§ Direction:
Every entry that follows should be reproduced exactly.

--- START ---

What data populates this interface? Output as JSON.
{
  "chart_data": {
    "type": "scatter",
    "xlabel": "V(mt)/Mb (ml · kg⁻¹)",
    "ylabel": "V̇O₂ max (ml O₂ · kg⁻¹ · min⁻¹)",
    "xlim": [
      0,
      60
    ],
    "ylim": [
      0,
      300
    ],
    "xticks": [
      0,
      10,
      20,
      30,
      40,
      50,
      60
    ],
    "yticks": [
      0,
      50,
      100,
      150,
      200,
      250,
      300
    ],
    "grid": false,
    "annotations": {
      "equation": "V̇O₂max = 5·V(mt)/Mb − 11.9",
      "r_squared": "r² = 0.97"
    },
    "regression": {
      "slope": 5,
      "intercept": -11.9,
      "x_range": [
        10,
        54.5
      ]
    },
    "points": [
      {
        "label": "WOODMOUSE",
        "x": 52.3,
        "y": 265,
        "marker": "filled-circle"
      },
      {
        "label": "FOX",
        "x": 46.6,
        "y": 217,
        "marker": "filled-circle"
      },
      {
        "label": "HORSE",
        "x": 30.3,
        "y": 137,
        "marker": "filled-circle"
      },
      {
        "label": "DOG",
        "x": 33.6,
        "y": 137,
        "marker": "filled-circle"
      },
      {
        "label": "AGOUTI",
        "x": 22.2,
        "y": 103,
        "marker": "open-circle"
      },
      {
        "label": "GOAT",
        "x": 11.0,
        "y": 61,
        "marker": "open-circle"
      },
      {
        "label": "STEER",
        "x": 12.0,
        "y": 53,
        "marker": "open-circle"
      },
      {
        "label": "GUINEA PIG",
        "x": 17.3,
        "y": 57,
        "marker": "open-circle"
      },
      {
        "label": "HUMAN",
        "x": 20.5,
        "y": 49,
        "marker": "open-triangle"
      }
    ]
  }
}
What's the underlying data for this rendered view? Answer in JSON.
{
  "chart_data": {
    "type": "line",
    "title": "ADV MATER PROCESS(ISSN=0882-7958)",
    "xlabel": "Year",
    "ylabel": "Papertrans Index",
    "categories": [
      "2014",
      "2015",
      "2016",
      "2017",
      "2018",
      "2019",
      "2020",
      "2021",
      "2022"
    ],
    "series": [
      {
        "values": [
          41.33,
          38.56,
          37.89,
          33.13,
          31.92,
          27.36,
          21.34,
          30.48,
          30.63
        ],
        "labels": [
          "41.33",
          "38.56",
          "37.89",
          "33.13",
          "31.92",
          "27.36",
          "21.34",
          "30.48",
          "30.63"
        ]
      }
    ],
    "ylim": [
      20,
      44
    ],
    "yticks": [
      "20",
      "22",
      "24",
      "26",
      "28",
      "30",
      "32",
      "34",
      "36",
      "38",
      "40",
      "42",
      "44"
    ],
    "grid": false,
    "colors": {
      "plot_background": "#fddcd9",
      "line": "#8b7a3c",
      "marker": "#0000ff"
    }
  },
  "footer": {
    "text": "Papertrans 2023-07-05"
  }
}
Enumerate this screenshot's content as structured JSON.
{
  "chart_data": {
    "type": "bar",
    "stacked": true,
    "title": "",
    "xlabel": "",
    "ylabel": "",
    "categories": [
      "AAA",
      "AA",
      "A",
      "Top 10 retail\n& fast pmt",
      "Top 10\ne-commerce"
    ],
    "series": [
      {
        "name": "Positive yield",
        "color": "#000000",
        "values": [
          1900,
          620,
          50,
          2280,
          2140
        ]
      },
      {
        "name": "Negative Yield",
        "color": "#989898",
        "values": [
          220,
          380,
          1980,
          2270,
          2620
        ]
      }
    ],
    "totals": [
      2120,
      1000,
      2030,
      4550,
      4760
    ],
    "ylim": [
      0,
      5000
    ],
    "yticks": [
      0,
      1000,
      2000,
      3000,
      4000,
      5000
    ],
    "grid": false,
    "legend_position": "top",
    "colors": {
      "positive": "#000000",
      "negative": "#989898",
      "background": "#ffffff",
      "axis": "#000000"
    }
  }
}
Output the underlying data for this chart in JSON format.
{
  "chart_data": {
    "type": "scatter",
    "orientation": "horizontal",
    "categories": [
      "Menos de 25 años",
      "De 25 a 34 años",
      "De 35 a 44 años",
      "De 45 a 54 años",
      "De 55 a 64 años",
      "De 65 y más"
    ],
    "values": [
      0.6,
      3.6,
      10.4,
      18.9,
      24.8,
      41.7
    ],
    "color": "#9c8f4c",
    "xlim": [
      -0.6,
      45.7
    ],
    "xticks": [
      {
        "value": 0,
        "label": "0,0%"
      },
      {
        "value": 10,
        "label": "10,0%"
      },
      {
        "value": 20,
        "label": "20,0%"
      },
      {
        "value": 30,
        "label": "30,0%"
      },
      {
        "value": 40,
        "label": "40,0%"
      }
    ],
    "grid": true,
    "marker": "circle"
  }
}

--- END ---

§ Response to the exercise:
What data populates this interface? Output as JSON.
{
  "chart_data": {
    "type": "scatter",
    "xlabel": "V(mt)/Mb (ml · kg⁻¹)",
    "ylabel": "V̇O₂ max (ml O₂ · kg⁻¹ · min⁻¹)",
    "xlim": [
      0,
      60
    ],
    "ylim": [
      0,
      300
    ],
    "xticks": [
      0,
      10,
      20,
      30,
      40,
      50,
      60
    ],
    "yticks": [
      0,
      50,
      100,
      150,
      200,
      250,
      300
    ],
    "grid": false,
    "annotations": {
      "equation": "V̇O₂max = 5·V(mt)/Mb − 11.9",
      "r_squared": "r² = 0.97"
    },
    "regression": {
      "slope": 5,
      "intercept": -11.9,
      "x_range": [
        10,
        54.5
      ]
    },
    "points": [
      {
        "label": "WOODMOUSE",
        "x": 52.3,
        "y": 265,
        "marker": "filled-circle"
      },
      {
        "label": "FOX",
        "x": 46.6,
        "y": 217,
        "marker": "filled-circle"
      },
      {
        "label": "HORSE",
        "x": 30.3,
        "y": 137,
        "marker": "filled-circle"
      },
      {
        "label": "DOG",
        "x": 33.6,
        "y": 137,
        "marker": "filled-circle"
      },
      {
        "label": "AGOUTI",
        "x": 22.2,
        "y": 103,
        "marker": "open-circle"
      },
      {
        "label": "GOAT",
        "x": 11.0,
        "y": 61,
        "marker": "open-circle"
      },
      {
        "label": "STEER",
        "x": 12.0,
        "y": 53,
        "marker": "open-circle"
      },
      {
        "label": "GUINEA PIG",
        "x": 17.3,
        "y": 57,
        "marker": "open-circle"
      },
      {
        "label": "HUMAN",
        "x": 20.5,
        "y": 49,
        "marker": "open-triangle"
      }
    ]
  }
}
What's the underlying data for this rendered view? Answer in JSON.
{
  "chart_data": {
    "type": "line",
    "title": "ADV MATER PROCESS(ISSN=0882-7958)",
    "xlabel": "Year",
    "ylabel": "Papertrans Index",
    "categories": [
      "2014",
      "2015",
      "2016",
      "2017",
      "2018",
      "2019",
      "2020",
      "2021",
      "2022"
    ],
    "series": [
      {
        "values": [
          41.33,
          38.56,
          37.89,
          33.13,
          31.92,
          27.36,
          21.34,
          30.48,
          30.63
        ],
        "labels": [
          "41.33",
          "38.56",
          "37.89",
          "33.13",
          "31.92",
          "27.36",
          "21.34",
          "30.48",
          "30.63"
        ]
      }
    ],
    "ylim": [
      20,
      44
    ],
    "yticks": [
      "20",
      "22",
      "24",
      "26",
      "28",
      "30",
      "32",
      "34",
      "36",
      "38",
      "40",
      "42",
      "44"
    ],
    "grid": false,
    "colors": {
      "plot_background": "#fddcd9",
      "line": "#8b7a3c",
      "marker": "#0000ff"
    }
  },
  "footer": {
    "text": "Papertrans 2023-07-05"
  }
}
Enumerate this screenshot's content as structured JSON.
{
  "chart_data": {
    "type": "bar",
    "stacked": true,
    "title": "",
    "xlabel": "",
    "ylabel": "",
    "categories": [
      "AAA",
      "AA",
      "A",
      "Top 10 retail\n& fast pmt",
      "Top 10\ne-commerce"
    ],
    "series": [
      {
        "name": "Positive yield",
        "color": "#000000",
        "values": [
          1900,
          620,
          50,
          2280,
          2140
        ]
      },
      {
        "name": "Negative Yield",
        "color": "#989898",
        "values": [
          220,
          380,
          1980,
          2270,
          2620
        ]
      }
    ],
    "totals": [
      2120,
      1000,
      2030,
      4550,
      4760
    ],
    "ylim": [
      0,
      5000
    ],
    "yticks": [
      0,
      1000,
      2000,
      3000,
      4000,
      5000
    ],
    "grid": false,
    "legend_position": "top",
    "colors": {
      "positive": "#000000",
      "negative": "#989898",
      "background": "#ffffff",
      "axis": "#000000"
    }
  }
}
Output the underlying data for this chart in JSON format.
{
  "chart_data": {
    "type": "scatter",
    "orientation": "horizontal",
    "categories": [
      "Menos de 25 años",
      "De 25 a 34 años",
      "De 35 a 44 años",
      "De 45 a 54 años",
      "De 55 a 64 años",
      "De 65 y más"
    ],
    "values": [
      0.6,
      3.6,
      10.4,
      18.9,
      24.8,
      41.7
    ],
    "color": "#9c8f4c",
    "xlim": [
      -0.6,
      45.7
    ],
    "xticks": [
      {
        "value": 0,
        "label": "0,0%"
      },
      {
        "value": 10,
        "label": "10,0%"
      },
      {
        "value": 20,
        "label": "20,0%"
      },
      {
        "value": 30,
        "label": "30,0%"
      },
      {
        "value": 40,
        "label": "40,0%"
      }
    ],
    "grid": true,
    "marker": "circle"
  }
}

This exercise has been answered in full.